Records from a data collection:
---------------
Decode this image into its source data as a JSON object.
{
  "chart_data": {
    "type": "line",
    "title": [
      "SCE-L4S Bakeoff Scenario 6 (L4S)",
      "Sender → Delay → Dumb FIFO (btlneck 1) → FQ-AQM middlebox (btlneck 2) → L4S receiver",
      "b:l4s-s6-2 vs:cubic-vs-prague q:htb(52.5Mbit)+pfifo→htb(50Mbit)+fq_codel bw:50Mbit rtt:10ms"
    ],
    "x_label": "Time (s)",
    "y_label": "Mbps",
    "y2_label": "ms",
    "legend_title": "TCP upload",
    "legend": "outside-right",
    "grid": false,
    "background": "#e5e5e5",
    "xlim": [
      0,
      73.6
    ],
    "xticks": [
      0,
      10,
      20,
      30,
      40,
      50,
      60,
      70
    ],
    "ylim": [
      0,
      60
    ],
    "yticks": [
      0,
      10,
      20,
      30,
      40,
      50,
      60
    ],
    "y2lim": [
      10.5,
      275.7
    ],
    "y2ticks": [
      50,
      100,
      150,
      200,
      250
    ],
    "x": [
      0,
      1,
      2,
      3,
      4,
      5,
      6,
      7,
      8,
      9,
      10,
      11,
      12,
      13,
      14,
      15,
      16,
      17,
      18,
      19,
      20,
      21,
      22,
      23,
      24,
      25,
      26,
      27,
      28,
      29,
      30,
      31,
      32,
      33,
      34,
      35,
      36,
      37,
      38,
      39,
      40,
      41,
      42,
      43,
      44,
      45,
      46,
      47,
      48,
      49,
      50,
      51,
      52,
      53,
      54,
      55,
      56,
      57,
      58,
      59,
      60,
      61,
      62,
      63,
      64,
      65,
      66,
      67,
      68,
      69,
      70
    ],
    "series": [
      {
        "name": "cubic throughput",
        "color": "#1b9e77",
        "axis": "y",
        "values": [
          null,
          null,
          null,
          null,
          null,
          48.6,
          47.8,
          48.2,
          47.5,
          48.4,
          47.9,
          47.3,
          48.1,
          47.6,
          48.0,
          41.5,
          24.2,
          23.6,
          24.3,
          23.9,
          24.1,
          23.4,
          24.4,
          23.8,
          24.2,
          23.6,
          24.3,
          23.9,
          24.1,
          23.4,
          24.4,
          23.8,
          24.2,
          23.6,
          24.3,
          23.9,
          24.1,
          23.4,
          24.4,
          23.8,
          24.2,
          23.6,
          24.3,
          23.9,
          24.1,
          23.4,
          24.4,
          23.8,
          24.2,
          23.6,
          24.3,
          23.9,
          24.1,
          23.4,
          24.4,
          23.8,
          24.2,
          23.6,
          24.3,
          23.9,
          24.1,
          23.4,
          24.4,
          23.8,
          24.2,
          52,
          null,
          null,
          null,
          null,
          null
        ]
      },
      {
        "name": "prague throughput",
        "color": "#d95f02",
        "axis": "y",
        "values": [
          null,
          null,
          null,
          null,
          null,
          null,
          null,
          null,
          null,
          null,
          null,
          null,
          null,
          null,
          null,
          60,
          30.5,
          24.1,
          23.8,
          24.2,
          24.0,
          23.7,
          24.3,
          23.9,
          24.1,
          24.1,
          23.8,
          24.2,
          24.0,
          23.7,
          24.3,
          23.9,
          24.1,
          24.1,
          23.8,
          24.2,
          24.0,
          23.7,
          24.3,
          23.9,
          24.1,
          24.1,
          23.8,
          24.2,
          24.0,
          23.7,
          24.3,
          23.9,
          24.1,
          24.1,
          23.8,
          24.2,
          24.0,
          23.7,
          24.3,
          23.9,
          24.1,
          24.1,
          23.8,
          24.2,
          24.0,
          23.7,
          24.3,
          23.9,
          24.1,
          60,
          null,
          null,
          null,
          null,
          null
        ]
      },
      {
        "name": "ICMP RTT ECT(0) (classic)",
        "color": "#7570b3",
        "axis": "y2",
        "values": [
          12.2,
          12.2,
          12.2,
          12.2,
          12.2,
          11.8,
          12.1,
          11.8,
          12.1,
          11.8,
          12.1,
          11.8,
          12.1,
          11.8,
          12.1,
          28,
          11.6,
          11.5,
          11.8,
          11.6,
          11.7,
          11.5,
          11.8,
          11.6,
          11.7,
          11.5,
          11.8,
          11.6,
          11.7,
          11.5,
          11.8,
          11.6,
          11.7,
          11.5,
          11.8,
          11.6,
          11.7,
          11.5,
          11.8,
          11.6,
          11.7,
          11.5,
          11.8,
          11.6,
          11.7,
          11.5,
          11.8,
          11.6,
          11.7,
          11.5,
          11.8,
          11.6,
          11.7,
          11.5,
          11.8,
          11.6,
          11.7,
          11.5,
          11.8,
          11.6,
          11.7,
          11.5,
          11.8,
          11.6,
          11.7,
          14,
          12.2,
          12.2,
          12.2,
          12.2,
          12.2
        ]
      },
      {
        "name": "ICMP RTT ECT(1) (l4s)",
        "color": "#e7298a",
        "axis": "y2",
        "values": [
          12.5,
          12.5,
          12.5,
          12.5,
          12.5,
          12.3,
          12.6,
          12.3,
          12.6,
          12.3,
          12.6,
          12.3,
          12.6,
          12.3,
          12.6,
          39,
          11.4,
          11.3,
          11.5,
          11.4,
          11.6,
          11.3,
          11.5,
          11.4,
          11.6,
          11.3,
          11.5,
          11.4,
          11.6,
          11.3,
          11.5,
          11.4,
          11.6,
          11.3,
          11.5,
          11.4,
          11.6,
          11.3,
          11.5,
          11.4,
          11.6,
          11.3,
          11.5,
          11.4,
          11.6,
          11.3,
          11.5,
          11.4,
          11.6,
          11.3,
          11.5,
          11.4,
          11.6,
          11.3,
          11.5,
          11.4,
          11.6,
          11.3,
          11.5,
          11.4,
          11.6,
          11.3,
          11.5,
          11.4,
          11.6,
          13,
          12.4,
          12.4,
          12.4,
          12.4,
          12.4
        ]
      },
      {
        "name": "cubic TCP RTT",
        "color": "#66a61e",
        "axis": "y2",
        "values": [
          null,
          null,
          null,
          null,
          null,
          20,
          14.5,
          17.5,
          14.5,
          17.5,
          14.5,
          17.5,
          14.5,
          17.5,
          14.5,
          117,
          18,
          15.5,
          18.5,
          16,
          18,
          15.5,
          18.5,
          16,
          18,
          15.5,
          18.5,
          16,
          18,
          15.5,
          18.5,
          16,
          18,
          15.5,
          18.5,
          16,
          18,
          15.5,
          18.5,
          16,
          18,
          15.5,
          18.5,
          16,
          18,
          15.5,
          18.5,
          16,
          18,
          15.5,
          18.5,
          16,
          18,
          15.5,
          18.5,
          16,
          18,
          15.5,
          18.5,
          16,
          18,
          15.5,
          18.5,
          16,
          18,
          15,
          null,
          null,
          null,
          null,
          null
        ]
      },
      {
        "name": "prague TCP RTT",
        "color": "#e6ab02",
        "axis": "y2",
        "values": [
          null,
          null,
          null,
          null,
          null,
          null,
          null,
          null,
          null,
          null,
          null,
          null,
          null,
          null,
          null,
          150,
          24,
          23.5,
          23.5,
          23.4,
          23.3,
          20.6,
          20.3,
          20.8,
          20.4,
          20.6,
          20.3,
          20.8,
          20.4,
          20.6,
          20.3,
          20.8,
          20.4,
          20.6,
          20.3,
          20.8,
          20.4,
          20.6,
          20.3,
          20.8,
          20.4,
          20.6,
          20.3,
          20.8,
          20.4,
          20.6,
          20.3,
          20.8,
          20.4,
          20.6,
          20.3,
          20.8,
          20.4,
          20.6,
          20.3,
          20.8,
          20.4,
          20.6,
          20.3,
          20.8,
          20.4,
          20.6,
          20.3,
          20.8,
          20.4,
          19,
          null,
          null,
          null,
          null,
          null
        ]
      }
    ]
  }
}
---------------
**Requirement**
All the data must be duplicated exactly, with nothing added or removed.

**Exercise output**
Decode this image into its source data as a JSON object.
{
  "chart_data": {
    "type": "line",
    "title": [
      "SCE-L4S Bakeoff Scenario 6 (L4S)",
      "Sender → Delay → Dumb FIFO (btlneck 1) → FQ-AQM middlebox (btlneck 2) → L4S receiver",
      "b:l4s-s6-2 vs:cubic-vs-prague q:htb(52.5Mbit)+pfifo→htb(50Mbit)+fq_codel bw:50Mbit rtt:10ms"
    ],
    "x_label": "Time (s)",
    "y_label": "Mbps",
    "y2_label": "ms",
    "legend_title": "TCP upload",
    "legend": "outside-right",
    "grid": false,
    "background": "#e5e5e5",
    "xlim": [
      0,
      73.6
    ],
    "xticks": [
      0,
      10,
      20,
      30,
      40,
      50,
      60,
      70
    ],
    "ylim": [
      0,
      60
    ],
    "yticks": [
      0,
      10,
      20,
      30,
      40,
      50,
      60
    ],
    "y2lim": [
      10.5,
      275.7
    ],
    "y2ticks": [
      50,
      100,
      150,
      200,
      250
    ],
    "x": [
      0,
      1,
      2,
      3,
      4,
      5,
      6,
      7,
      8,
      9,
      10,
      11,
      12,
      13,
      14,
      15,
      16,
      17,
      18,
      19,
      20,
      21,
      22,
      23,
      24,
      25,
      26,
      27,
      28,
      29,
      30,
      31,
      32,
      33,
      34,
      35,
      36,
      37,
      38,
      39,
      40,
      41,
      42,
      43,
      44,
      45,
      46,
      47,
      48,
      49,
      50,
      51,
      52,
      53,
      54,
      55,
      56,
      57,
      58,
      59,
      60,
      61,
      62,
      63,
      64,
      65,
      66,
      67,
      68,
      69,
      70
    ],
    "series": [
      {
        "name": "cubic throughput",
        "color": "#1b9e77",
        "axis": "y",
        "values": [
          null,
          null,
          null,
          null,
          null,
          48.6,
          47.8,
          48.2,
          47.5,
          48.4,
          47.9,
          47.3,
          48.1,
          47.6,
          48.0,
          41.5,
          24.2,
          23.6,
          24.3,
          23.9,
          24.1,
          23.4,
          24.4,
          23.8,
          24.2,
          23.6,
          24.3,
          23.9,
          24.1,
          23.4,
          24.4,
          23.8,
          24.2,
          23.6,
          24.3,
          23.9,
          24.1,
          23.4,
          24.4,
          23.8,
          24.2,
          23.6,
          24.3,
          23.9,
          24.1,
          23.4,
          24.4,
          23.8,
          24.2,
          23.6,
          24.3,
          23.9,
          24.1,
          23.4,
          24.4,
          23.8,
          24.2,
          23.6,
          24.3,
          23.9,
          24.1,
          23.4,
          24.4,
          23.8,
          24.2,
          52,
          null,
          null,
          null,
          null,
          null
        ]
      },
      {
        "name": "prague throughput",
        "color": "#d95f02",
        "axis": "y",
        "values": [
          null,
          null,
          null,
          null,
          null,
          null,
          null,
          null,
          null,
          null,
          null,
          null,
          null,
          null,
          null,
          60,
          30.5,
          24.1,
          23.8,
          24.2,
          24.0,
          23.7,
          24.3,
          23.9,
          24.1,
          24.1,
          23.8,
          24.2,
          24.0,
          23.7,
          24.3,
          23.9,
          24.1,
          24.1,
          23.8,
          24.2,
          24.0,
          23.7,
          24.3,
          23.9,
          24.1,
          24.1,
          23.8,
          24.2,
          24.0,
          23.7,
          24.3,
          23.9,
          24.1,
          24.1,
          23.8,
          24.2,
          24.0,
          23.7,
          24.3,
          23.9,
          24.1,
          24.1,
          23.8,
          24.2,
          24.0,
          23.7,
          24.3,
          23.9,
          24.1,
          60,
          null,
          null,
          null,
          null,
          null
        ]
      },
      {
        "name": "ICMP RTT ECT(0) (classic)",
        "color": "#7570b3",
        "axis": "y2",
        "values": [
          12.2,
          12.2,
          12.2,
          12.2,
          12.2,
          11.8,
          12.1,
          11.8,
          12.1,
          11.8,
          12.1,
          11.8,
          12.1,
          11.8,
          12.1,
          28,
          11.6,
          11.5,
          11.8,
          11.6,
          11.7,
          11.5,
          11.8,
          11.6,
          11.7,
          11.5,
          11.8,
          11.6,
          11.7,
          11.5,
          11.8,
          11.6,
          11.7,
          11.5,
          11.8,
          11.6,
          11.7,
          11.5,
          11.8,
          11.6,
          11.7,
          11.5,
          11.8,
          11.6,
          11.7,
          11.5,
          11.8,
          11.6,
          11.7,
          11.5,
          11.8,
          11.6,
          11.7,
          11.5,
          11.8,
          11.6,
          11.7,
          11.5,
          11.8,
          11.6,
          11.7,
          11.5,
          11.8,
          11.6,
          11.7,
          14,
          12.2,
          12.2,
          12.2,
          12.2,
          12.2
        ]
      },
      {
        "name": "ICMP RTT ECT(1) (l4s)",
        "color": "#e7298a",
        "axis": "y2",
        "values": [
          12.5,
          12.5,
          12.5,
          12.5,
          12.5,
          12.3,
          12.6,
          12.3,
          12.6,
          12.3,
          12.6,
          12.3,
          12.6,
          12.3,
          12.6,
          39,
          11.4,
          11.3,
          11.5,
          11.4,
          11.6,
          11.3,
          11.5,
          11.4,
          11.6,
          11.3,
          11.5,
          11.4,
          11.6,
          11.3,
          11.5,
          11.4,
          11.6,
          11.3,
          11.5,
          11.4,
          11.6,
          11.3,
          11.5,
          11.4,
          11.6,
          11.3,
          11.5,
          11.4,
          11.6,
          11.3,
          11.5,
          11.4,
          11.6,
          11.3,
          11.5,
          11.4,
          11.6,
          11.3,
          11.5,
          11.4,
          11.6,
          11.3,
          11.5,
          11.4,
          11.6,
          11.3,
          11.5,
          11.4,
          11.6,
          13,
          12.4,
          12.4,
          12.4,
          12.4,
          12.4
        ]
      },
      {
        "name": "cubic TCP RTT",
        "color": "#66a61e",
        "axis": "y2",
        "values": [
          null,
          null,
          null,
          null,
          null,
          20,
          14.5,
          17.5,
          14.5,
          17.5,
          14.5,
          17.5,
          14.5,
          17.5,
          14.5,
          117,
          18,
          15.5,
          18.5,
          16,
          18,
          15.5,
          18.5,
          16,
          18,
          15.5,
          18.5,
          16,
          18,
          15.5,
          18.5,
          16,
          18,
          15.5,
          18.5,
          16,
          18,
          15.5,
          18.5,
          16,
          18,
          15.5,
          18.5,
          16,
          18,
          15.5,
          18.5,
          16,
          18,
          15.5,
          18.5,
          16,
          18,
          15.5,
          18.5,
          16,
          18,
          15.5,
          18.5,
          16,
          18,
          15.5,
          18.5,
          16,
          18,
          15,
          null,
          null,
          null,
          null,
          null
        ]
      },
      {
        "name": "prague TCP RTT",
        "color": "#e6ab02",
        "axis": "y2",
        "values": [
          null,
          null,
          null,
          null,
          null,
          null,
          null,
          null,
          null,
          null,
          null,
          null,
          null,
          null,
          null,
          150,
          24,
          23.5,
          23.5,
          23.4,
          23.3,
          20.6,
          20.3,
          20.8,
          20.4,
          20.6,
          20.3,
          20.8,
          20.4,
          20.6,
          20.3,
          20.8,
          20.4,
          20.6,
          20.3,
          20.8,
          20.4,
          20.6,
          20.3,
          20.8,
          20.4,
          20.6,
          20.3,
          20.8,
          20.4,
          20.6,
          20.3,
          20.8,
          20.4,
          20.6,
          20.3,
          20.8,
          20.4,
          20.6,
          20.3,
          20.8,
          20.4,
          20.6,
          20.3,
          20.8,
          20.4,
          20.6,
          20.3,
          20.8,
          20.4,
          19,
          null,
          null,
          null,
          null,
          null
        ]
      }
    ]
  }
}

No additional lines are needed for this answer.